Material shown:
++++

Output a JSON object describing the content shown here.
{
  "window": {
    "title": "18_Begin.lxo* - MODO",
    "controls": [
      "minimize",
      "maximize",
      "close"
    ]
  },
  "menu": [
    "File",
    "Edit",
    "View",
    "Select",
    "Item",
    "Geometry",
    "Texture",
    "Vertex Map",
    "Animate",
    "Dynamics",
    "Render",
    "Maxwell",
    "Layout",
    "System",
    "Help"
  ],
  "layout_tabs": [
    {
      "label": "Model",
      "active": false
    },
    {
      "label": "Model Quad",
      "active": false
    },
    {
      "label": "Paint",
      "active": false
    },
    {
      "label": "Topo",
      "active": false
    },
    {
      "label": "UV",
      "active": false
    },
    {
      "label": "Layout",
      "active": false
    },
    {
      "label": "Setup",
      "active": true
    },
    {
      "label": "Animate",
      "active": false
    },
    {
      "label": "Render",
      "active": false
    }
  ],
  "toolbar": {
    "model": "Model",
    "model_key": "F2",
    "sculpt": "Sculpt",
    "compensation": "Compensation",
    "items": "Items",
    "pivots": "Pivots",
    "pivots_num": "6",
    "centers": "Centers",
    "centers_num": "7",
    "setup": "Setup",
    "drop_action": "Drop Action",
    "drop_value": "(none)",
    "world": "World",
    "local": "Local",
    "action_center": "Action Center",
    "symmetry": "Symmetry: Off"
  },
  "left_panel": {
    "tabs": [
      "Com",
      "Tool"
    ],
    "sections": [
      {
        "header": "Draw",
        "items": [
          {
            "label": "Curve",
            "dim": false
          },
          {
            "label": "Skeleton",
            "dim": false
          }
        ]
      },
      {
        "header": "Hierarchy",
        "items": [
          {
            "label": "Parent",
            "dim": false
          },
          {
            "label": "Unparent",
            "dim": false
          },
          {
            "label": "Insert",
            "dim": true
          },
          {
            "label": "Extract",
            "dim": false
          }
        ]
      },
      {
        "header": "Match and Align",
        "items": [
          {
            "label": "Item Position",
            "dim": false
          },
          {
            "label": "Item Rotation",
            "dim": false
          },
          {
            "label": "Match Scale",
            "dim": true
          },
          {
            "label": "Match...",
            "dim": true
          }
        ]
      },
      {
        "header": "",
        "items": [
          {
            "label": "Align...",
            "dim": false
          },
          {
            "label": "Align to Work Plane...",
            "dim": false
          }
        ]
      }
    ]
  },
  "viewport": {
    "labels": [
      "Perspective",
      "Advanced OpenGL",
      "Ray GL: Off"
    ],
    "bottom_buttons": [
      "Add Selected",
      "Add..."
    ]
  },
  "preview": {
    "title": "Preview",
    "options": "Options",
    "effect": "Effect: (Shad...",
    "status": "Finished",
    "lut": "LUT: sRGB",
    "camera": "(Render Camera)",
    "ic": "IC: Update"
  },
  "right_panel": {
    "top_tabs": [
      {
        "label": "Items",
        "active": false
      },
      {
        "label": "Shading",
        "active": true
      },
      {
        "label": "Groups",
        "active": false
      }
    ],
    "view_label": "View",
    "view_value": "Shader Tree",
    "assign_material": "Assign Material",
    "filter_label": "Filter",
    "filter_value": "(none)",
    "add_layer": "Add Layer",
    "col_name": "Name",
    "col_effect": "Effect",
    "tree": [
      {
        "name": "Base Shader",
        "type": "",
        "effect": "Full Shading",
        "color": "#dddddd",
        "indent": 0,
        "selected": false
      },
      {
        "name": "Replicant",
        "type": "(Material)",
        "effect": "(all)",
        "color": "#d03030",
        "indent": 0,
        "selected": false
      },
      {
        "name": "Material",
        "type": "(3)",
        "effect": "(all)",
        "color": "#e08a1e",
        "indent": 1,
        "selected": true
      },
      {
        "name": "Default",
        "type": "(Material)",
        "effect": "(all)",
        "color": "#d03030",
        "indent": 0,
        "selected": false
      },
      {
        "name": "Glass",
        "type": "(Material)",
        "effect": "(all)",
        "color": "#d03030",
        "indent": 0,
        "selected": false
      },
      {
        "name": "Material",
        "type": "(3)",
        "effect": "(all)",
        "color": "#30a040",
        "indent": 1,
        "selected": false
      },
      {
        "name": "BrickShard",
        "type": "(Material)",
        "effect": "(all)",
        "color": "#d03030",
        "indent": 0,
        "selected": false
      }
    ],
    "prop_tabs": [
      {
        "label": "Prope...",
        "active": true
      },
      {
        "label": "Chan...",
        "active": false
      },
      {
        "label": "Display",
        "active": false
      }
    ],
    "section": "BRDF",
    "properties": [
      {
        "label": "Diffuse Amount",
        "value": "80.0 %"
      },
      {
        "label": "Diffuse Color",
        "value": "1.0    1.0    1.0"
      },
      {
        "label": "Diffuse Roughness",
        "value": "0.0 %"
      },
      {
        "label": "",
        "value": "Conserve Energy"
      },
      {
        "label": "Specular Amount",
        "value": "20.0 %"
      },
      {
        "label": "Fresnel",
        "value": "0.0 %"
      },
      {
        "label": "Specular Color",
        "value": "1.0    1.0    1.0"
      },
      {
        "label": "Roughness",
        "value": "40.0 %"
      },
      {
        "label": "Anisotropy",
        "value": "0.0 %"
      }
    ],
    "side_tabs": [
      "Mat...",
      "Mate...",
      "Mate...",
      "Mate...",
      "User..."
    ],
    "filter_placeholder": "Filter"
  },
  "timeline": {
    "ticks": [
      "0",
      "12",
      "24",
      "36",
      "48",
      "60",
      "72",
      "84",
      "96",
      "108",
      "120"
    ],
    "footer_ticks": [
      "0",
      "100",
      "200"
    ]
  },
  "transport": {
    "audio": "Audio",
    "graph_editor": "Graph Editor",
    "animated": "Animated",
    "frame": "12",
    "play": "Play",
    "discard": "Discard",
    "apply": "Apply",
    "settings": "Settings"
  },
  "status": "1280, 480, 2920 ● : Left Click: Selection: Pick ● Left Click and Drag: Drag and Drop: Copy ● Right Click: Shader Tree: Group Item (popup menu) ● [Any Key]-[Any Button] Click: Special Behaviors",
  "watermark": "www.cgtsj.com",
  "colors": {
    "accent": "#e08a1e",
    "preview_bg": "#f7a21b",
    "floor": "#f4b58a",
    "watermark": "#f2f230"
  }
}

++++

Extract every entry above as it appears.

Exercise solution:
Output a JSON object describing the content shown here.
{
  "window": {
    "title": "18_Begin.lxo* - MODO",
    "controls": [
      "minimize",
      "maximize",
      "close"
    ]
  },
  "menu": [
    "File",
    "Edit",
    "View",
    "Select",
    "Item",
    "Geometry",
    "Texture",
    "Vertex Map",
    "Animate",
    "Dynamics",
    "Render",
    "Maxwell",
    "Layout",
    "System",
    "Help"
  ],
  "layout_tabs": [
    {
      "label": "Model",
      "active": false
    },
    {
      "label": "Model Quad",
      "active": false
    },
    {
      "label": "Paint",
      "active": false
    },
    {
      "label": "Topo",
      "active": false
    },
    {
      "label": "UV",
      "active": false
    },
    {
      "label": "Layout",
      "active": false
    },
    {
      "label": "Setup",
      "active": true
    },
    {
      "label": "Animate",
      "active": false
    },
    {
      "label": "Render",
      "active": false
    }
  ],
  "toolbar": {
    "model": "Model",
    "model_key": "F2",
    "sculpt": "Sculpt",
    "compensation": "Compensation",
    "items": "Items",
    "pivots": "Pivots",
    "pivots_num": "6",
    "centers": "Centers",
    "centers_num": "7",
    "setup": "Setup",
    "drop_action": "Drop Action",
    "drop_value": "(none)",
    "world": "World",
    "local": "Local",
    "action_center": "Action Center",
    "symmetry": "Symmetry: Off"
  },
  "left_panel": {
    "tabs": [
      "Com",
      "Tool"
    ],
    "sections": [
      {
        "header": "Draw",
        "items": [
          {
            "label": "Curve",
            "dim": false
          },
          {
            "label": "Skeleton",
            "dim": false
          }
        ]
      },
      {
        "header": "Hierarchy",
        "items": [
          {
            "label": "Parent",
            "dim": false
          },
          {
            "label": "Unparent",
            "dim": false
          },
          {
            "label": "Insert",
            "dim": true
          },
          {
            "label": "Extract",
            "dim": false
          }
        ]
      },
      {
        "header": "Match and Align",
        "items": [
          {
            "label": "Item Position",
            "dim": false
          },
          {
            "label": "Item Rotation",
            "dim": false
          },
          {
            "label": "Match Scale",
            "dim": true
          },
          {
            "label": "Match...",
            "dim": true
          }
        ]
      },
      {
        "header": "",
        "items": [
          {
            "label": "Align...",
            "dim": false
          },
          {
            "label": "Align to Work Plane...",
            "dim": false
          }
        ]
      }
    ]
  },
  "viewport": {
    "labels": [
      "Perspective",
      "Advanced OpenGL",
      "Ray GL: Off"
    ],
    "bottom_buttons": [
      "Add Selected",
      "Add..."
    ]
  },
  "preview": {
    "title": "Preview",
    "options": "Options",
    "effect": "Effect: (Shad...",
    "status": "Finished",
    "lut": "LUT: sRGB",
    "camera": "(Render Camera)",
    "ic": "IC: Update"
  },
  "right_panel": {
    "top_tabs": [
      {
        "label": "Items",
        "active": false
      },
      {
        "label": "Shading",
        "active": true
      },
      {
        "label": "Groups",
        "active": false
      }
    ],
    "view_label": "View",
    "view_value": "Shader Tree",
    "assign_material": "Assign Material",
    "filter_label": "Filter",
    "filter_value": "(none)",
    "add_layer": "Add Layer",
    "col_name": "Name",
    "col_effect": "Effect",
    "tree": [
      {
        "name": "Base Shader",
        "type": "",
        "effect": "Full Shading",
        "color": "#dddddd",
        "indent": 0,
        "selected": false
      },
      {
        "name": "Replicant",
        "type": "(Material)",
        "effect": "(all)",
        "color": "#d03030",
        "indent": 0,
        "selected": false
      },
      {
        "name": "Material",
        "type": "(3)",
        "effect": "(all)",
        "color": "#e08a1e",
        "indent": 1,
        "selected": true
      },
      {
        "name": "Default",
        "type": "(Material)",
        "effect": "(all)",
        "color": "#d03030",
        "indent": 0,
        "selected": false
      },
      {
        "name": "Glass",
        "type": "(Material)",
        "effect": "(all)",
        "color": "#d03030",
        "indent": 0,
        "selected": false
      },
      {
        "name": "Material",
        "type": "(3)",
        "effect": "(all)",
        "color": "#30a040",
        "indent": 1,
        "selected": false
      },
      {
        "name": "BrickShard",
        "type": "(Material)",
        "effect": "(all)",
        "color": "#d03030",
        "indent": 0,
        "selected": false
      }
    ],
    "prop_tabs": [
      {
        "label": "Prope...",
        "active": true
      },
      {
        "label": "Chan...",
        "active": false
      },
      {
        "label": "Display",
        "active": false
      }
    ],
    "section": "BRDF",
    "properties": [
      {
        "label": "Diffuse Amount",
        "value": "80.0 %"
      },
      {
        "label": "Diffuse Color",
        "value": "1.0    1.0    1.0"
      },
      {
        "label": "Diffuse Roughness",
        "value": "0.0 %"
      },
      {
        "label": "",
        "value": "Conserve Energy"
      },
      {
        "label": "Specular Amount",
        "value": "20.0 %"
      },
      {
        "label": "Fresnel",
        "value": "0.0 %"
      },
      {
        "label": "Specular Color",
        "value": "1.0    1.0    1.0"
      },
      {
        "label": "Roughness",
        "value": "40.0 %"
      },
      {
        "label": "Anisotropy",
        "value": "0.0 %"
      }
    ],
    "side_tabs": [
      "Mat...",
      "Mate...",
      "Mate...",
      "Mate...",
      "User..."
    ],
    "filter_placeholder": "Filter"
  },
  "timeline": {
    "ticks": [
      "0",
      "12",
      "24",
      "36",
      "48",
      "60",
      "72",
      "84",
      "96",
      "108",
      "120"
    ],
    "footer_ticks": [
      "0",
      "100",
      "200"
    ]
  },
  "transport": {
    "audio": "Audio",
    "graph_editor": "Graph Editor",
    "animated": "Animated",
    "frame": "12",
    "play": "Play",
    "discard": "Discard",
    "apply": "Apply",
    "settings": "Settings"
  },
  "status": "1280, 480, 2920 ● : Left Click: Selection: Pick ● Left Click and Drag: Drag and Drop: Copy ● Right Click: Shader Tree: Group Item (popup menu) ● [Any Key]-[Any Button] Click: Special Behaviors",
  "watermark": "www.cgtsj.com",
  "colors": {
    "accent": "#e08a1e",
    "preview_bg": "#f7a21b",
    "floor": "#f4b58a",
    "watermark": "#f2f230"
  }
}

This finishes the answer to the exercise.